- **PROBLEM DESCRIPTION**
Take the listing and print it in full, exactly as given.

[Excerpts from a figure dataset]
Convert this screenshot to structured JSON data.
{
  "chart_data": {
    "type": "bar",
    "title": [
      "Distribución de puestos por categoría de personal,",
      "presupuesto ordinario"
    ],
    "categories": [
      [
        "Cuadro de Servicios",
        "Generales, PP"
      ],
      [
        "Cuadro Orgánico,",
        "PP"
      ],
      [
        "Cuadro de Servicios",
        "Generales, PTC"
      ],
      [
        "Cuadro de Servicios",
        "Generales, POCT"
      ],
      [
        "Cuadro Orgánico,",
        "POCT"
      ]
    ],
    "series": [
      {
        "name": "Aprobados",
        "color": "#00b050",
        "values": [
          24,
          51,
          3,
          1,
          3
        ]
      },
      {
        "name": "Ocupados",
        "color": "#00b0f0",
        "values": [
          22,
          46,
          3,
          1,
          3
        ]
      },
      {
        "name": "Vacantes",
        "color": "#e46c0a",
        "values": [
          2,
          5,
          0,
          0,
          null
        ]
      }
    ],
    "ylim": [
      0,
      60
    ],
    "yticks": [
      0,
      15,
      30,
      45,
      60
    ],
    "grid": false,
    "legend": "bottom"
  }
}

- **ANSWER TO THE PROBLEM**
Convert this screenshot to structured JSON data.
{
  "chart_data": {
    "type": "bar",
    "title": [
      "Distribución de puestos por categoría de personal,",
      "presupuesto ordinario"
    ],
    "categories": [
      [
        "Cuadro de Servicios",
        "Generales, PP"
      ],
      [
        "Cuadro Orgánico,",
        "PP"
      ],
      [
        "Cuadro de Servicios",
        "Generales, PTC"
      ],
      [
        "Cuadro de Servicios",
        "Generales, POCT"
      ],
      [
        "Cuadro Orgánico,",
        "POCT"
      ]
    ],
    "series": [
      {
        "name": "Aprobados",
        "color": "#00b050",
        "values": [
          24,
          51,
          3,
          1,
          3
        ]
      },
      {
        "name": "Ocupados",
        "color": "#00b0f0",
        "values": [
          22,
          46,
          3,
          1,
          3
        ]
      },
      {
        "name": "Vacantes",
        "color": "#e46c0a",
        "values": [
          2,
          5,
          0,
          0,
          null
        ]
      }
    ],
    "ylim": [
      0,
      60
    ],
    "yticks": [
      0,
      15,
      30,
      45,
      60
    ],
    "grid": false,
    "legend": "bottom"
  }
}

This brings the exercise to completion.